> _Exercise brief_:
Copy every line of the data exactly, leaving nothing out.
__________________________________________________
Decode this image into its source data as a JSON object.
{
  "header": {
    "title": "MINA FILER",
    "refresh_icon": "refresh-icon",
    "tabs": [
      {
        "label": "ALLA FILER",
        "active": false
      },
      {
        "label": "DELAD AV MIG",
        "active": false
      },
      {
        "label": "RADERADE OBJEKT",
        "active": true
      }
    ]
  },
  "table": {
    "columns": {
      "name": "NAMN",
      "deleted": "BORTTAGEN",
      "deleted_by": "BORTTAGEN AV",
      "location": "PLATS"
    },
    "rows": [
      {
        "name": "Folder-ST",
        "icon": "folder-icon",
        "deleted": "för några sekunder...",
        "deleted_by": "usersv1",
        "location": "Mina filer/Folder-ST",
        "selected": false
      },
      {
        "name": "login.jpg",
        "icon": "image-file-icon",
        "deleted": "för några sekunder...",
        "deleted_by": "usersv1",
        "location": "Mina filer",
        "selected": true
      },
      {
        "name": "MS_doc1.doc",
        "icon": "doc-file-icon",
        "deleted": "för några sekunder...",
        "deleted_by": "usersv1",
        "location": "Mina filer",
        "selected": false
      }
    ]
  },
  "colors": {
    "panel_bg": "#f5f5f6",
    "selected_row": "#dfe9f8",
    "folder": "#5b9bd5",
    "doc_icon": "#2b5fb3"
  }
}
__________________________________________________
> _Solution for this problem_:
Decode this image into its source data as a JSON object.
{
  "header": {
    "title": "MINA FILER",
    "refresh_icon": "refresh-icon",
    "tabs": [
      {
        "label": "ALLA FILER",
        "active": false
      },
      {
        "label": "DELAD AV MIG",
        "active": false
      },
      {
        "label": "RADERADE OBJEKT",
        "active": true
      }
    ]
  },
  "table": {
    "columns": {
      "name": "NAMN",
      "deleted": "BORTTAGEN",
      "deleted_by": "BORTTAGEN AV",
      "location": "PLATS"
    },
    "rows": [
      {
        "name": "Folder-ST",
        "icon": "folder-icon",
        "deleted": "för några sekunder...",
        "deleted_by": "usersv1",
        "location": "Mina filer/Folder-ST",
        "selected": false
      },
      {
        "name": "login.jpg",
        "icon": "image-file-icon",
        "deleted": "för några sekunder...",
        "deleted_by": "usersv1",
        "location": "Mina filer",
        "selected": true
      },
      {
        "name": "MS_doc1.doc",
        "icon": "doc-file-icon",
        "deleted": "för några sekunder...",
        "deleted_by": "usersv1",
        "location": "Mina filer",
        "selected": false
      }
    ]
  },
  "colors": {
    "panel_bg": "#f5f5f6",
    "selected_row": "#dfe9f8",
    "folder": "#5b9bd5",
    "doc_icon": "#2b5fb3"
  }
}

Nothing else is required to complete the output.